>> BEGIN Material
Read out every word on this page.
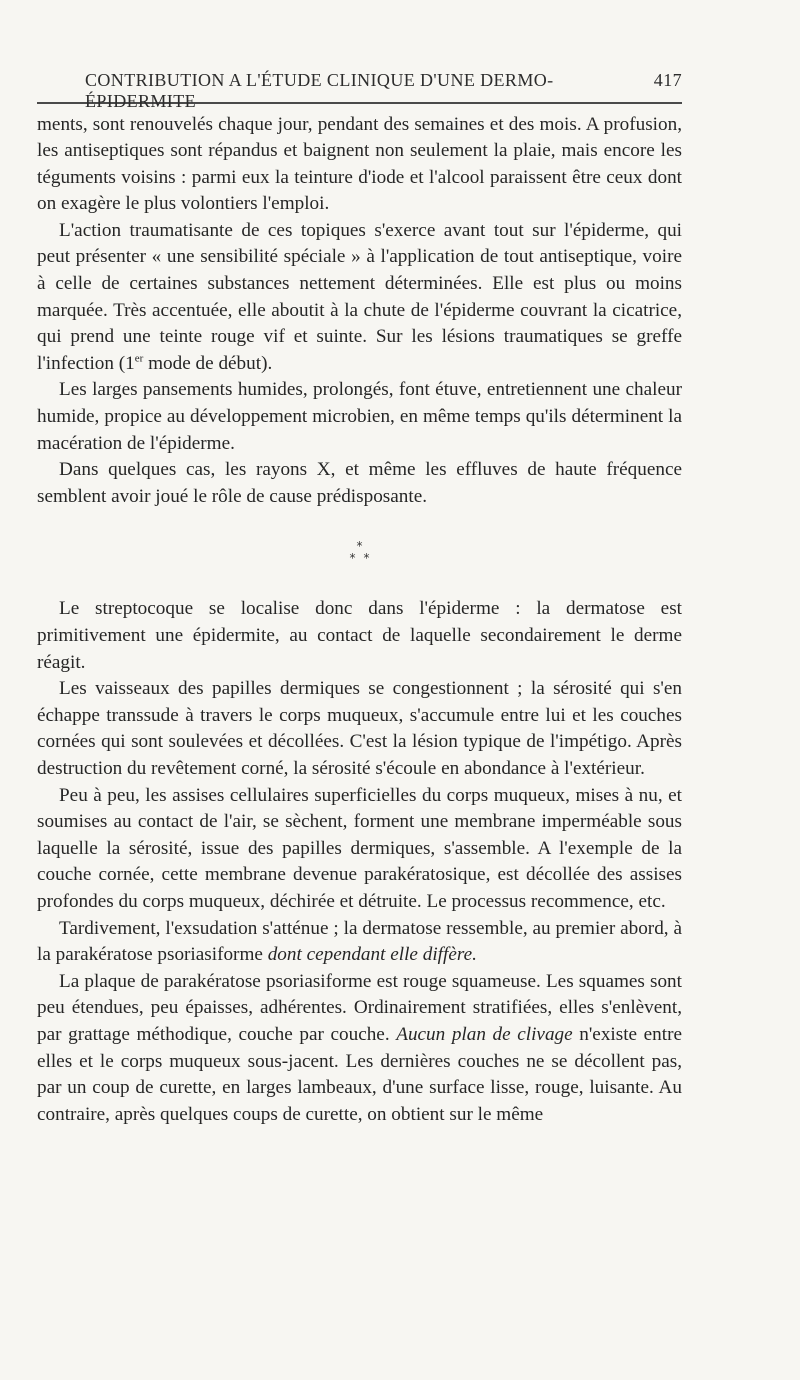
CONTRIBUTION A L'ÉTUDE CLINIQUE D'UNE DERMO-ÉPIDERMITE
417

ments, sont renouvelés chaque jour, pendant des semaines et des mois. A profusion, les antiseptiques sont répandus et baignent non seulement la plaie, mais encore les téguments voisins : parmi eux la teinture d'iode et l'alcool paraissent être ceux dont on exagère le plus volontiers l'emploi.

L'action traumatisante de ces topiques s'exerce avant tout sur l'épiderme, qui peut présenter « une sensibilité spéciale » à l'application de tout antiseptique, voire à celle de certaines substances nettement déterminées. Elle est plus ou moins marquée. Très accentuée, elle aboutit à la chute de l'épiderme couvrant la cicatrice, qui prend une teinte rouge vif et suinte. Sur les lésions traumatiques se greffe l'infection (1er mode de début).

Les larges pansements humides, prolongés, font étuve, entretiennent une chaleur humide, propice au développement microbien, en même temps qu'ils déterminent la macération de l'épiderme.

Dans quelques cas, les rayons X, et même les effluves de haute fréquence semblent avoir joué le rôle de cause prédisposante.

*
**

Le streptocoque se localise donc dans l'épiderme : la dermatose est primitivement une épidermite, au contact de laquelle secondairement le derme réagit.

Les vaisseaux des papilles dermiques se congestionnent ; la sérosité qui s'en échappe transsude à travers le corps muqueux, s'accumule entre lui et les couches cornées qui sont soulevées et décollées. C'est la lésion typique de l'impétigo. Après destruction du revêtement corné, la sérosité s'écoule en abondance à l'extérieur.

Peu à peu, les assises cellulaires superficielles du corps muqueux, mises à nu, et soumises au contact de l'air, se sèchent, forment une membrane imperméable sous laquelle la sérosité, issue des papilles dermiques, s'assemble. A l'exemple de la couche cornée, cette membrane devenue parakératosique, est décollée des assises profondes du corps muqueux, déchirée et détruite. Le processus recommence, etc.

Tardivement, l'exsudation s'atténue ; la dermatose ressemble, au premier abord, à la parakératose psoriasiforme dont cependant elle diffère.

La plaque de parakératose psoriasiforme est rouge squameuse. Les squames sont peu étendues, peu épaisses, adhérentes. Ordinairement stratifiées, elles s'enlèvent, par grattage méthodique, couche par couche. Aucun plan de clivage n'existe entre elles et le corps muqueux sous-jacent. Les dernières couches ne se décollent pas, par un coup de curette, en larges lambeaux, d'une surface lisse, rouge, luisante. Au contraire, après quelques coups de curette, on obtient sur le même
>> END Material
>> BEGIN Material
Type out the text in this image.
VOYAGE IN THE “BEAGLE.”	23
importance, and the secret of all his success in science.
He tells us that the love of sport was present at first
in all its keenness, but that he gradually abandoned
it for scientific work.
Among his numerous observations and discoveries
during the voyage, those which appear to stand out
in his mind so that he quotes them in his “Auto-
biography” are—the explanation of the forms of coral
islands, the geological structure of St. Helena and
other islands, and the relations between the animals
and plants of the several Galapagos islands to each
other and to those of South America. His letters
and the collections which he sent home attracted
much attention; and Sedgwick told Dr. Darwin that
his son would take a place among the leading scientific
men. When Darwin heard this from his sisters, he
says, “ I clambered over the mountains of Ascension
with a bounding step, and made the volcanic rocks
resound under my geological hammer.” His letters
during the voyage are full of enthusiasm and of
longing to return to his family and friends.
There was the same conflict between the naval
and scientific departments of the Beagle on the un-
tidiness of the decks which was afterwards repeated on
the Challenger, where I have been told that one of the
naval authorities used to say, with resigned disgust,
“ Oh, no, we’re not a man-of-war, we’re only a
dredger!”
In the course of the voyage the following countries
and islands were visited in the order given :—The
>> END Material
>> BEGIN Material
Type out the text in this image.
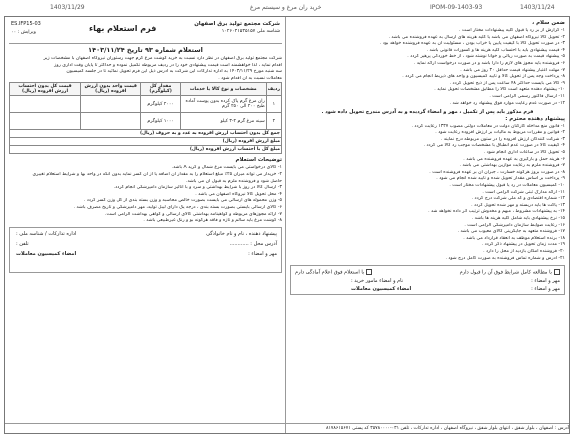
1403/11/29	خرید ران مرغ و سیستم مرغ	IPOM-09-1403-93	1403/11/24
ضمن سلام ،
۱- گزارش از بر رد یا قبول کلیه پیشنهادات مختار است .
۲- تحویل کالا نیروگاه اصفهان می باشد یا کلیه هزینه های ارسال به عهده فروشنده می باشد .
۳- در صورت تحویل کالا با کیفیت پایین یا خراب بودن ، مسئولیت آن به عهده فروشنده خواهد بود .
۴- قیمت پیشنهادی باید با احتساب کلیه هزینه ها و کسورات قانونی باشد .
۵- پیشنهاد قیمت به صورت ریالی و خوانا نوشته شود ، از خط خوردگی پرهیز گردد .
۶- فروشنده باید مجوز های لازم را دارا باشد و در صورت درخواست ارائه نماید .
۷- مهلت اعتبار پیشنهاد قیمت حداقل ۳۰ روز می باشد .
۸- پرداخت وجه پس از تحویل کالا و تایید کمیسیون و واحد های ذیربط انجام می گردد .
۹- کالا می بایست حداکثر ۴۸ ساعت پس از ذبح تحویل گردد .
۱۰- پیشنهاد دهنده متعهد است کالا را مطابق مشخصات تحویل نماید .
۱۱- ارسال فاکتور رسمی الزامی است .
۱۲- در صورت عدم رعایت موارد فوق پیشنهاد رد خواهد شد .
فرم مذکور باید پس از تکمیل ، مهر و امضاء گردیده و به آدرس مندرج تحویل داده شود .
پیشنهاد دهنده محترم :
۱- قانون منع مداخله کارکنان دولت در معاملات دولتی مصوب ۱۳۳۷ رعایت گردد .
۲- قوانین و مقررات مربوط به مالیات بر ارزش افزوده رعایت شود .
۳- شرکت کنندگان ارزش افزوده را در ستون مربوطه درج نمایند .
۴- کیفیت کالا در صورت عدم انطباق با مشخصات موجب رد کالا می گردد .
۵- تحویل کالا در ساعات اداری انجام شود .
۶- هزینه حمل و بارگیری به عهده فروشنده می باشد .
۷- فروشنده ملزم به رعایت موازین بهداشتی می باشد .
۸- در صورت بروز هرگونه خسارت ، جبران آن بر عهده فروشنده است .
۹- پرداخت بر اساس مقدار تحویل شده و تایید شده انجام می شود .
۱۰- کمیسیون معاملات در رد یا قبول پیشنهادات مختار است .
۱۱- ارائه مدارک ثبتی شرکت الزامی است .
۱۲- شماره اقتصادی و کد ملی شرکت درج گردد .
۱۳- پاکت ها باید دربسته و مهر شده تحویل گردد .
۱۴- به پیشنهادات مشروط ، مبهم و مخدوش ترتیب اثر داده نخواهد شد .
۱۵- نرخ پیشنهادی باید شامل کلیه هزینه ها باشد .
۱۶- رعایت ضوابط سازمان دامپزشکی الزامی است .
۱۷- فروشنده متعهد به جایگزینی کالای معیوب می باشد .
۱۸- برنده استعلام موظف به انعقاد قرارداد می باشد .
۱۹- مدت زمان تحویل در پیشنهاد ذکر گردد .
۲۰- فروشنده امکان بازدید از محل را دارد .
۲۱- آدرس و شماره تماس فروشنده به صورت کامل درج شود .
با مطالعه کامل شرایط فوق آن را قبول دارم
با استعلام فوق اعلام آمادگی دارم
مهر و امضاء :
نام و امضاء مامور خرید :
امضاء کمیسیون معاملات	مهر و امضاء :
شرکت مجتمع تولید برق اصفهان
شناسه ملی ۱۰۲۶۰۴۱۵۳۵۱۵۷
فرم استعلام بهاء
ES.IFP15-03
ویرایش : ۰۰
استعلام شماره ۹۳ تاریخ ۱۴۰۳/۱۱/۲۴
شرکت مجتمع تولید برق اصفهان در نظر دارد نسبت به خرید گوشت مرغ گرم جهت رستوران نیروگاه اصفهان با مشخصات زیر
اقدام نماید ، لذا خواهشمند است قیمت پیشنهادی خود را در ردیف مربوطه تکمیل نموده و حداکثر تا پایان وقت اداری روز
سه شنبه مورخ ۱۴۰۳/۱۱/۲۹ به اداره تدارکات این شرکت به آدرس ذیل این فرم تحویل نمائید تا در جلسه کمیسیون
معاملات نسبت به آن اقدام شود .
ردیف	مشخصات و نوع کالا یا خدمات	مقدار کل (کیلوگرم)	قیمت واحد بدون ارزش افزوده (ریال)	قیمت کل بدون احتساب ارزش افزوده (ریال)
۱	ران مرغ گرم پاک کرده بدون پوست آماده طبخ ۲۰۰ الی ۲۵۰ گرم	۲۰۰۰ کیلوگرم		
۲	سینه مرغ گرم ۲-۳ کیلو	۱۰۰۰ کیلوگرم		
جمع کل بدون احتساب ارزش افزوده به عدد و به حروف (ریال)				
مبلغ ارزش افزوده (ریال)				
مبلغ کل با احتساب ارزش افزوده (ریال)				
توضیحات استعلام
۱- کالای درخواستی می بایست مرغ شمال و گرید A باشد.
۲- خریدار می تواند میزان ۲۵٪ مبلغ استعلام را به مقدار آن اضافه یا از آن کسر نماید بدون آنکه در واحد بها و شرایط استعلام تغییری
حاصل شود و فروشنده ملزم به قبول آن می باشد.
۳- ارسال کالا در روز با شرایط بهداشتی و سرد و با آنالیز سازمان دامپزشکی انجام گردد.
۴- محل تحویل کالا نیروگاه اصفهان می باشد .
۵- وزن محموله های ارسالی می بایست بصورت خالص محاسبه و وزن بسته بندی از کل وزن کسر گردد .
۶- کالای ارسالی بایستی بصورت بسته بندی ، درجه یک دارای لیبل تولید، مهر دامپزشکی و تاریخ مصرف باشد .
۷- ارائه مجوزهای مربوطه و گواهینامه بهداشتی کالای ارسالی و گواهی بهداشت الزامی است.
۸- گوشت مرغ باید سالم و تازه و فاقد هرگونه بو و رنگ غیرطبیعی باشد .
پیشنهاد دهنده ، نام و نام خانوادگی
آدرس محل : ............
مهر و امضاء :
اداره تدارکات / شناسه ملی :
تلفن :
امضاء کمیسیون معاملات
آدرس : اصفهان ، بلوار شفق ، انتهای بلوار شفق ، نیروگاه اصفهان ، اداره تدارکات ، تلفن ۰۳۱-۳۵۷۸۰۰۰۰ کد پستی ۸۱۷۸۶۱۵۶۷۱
>> END Material
Set task
Show every line that contains the word "هزینه".

Answer to the problem
۲- تحویل کالا نیروگاه اصفهان می باشد یا کلیه هزینه های ارسال به عهده فروشنده می باشد .
۴- قیمت پیشنهادی باید با احتساب کلیه هزینه ها و کسورات قانونی باشد .
۶- هزینه حمل و بارگیری به عهده فروشنده می باشد .
۱۵- نرخ پیشنهادی باید شامل کلیه هزینه ها باشد .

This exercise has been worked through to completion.